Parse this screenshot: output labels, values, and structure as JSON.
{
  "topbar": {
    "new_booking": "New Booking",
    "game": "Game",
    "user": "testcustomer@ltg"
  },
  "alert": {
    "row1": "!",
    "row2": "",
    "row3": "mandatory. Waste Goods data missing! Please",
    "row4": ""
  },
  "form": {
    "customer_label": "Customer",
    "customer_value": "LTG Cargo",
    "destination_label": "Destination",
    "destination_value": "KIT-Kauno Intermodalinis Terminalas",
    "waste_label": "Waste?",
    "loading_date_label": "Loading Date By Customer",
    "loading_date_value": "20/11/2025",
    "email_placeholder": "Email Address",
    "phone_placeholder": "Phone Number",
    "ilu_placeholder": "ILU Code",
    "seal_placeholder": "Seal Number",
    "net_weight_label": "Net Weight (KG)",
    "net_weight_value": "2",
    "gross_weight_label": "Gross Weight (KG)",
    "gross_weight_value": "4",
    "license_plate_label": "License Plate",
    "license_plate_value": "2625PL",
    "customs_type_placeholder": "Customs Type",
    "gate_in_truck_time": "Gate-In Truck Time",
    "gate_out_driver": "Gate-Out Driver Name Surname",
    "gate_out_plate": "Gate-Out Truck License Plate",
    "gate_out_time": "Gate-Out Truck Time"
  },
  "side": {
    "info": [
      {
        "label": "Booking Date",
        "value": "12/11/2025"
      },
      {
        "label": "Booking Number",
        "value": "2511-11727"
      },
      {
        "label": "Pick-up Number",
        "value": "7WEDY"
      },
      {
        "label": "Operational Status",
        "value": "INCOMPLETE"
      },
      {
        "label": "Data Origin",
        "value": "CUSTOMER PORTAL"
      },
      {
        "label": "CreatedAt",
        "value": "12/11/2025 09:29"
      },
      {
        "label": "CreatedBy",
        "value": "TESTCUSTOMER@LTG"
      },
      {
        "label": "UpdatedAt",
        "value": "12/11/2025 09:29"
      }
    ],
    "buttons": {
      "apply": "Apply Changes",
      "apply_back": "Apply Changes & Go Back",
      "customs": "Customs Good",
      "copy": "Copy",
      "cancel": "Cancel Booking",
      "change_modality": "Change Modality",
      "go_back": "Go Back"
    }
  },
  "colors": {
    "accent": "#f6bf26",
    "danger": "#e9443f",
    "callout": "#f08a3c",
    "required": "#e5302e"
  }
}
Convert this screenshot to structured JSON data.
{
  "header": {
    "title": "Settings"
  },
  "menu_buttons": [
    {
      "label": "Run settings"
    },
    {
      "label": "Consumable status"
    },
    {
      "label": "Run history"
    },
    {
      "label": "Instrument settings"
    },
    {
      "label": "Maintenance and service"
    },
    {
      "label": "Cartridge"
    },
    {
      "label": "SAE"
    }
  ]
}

* * * * * * * * *

Your answer should be a single number: how many lines of the material contain the word "Back".

2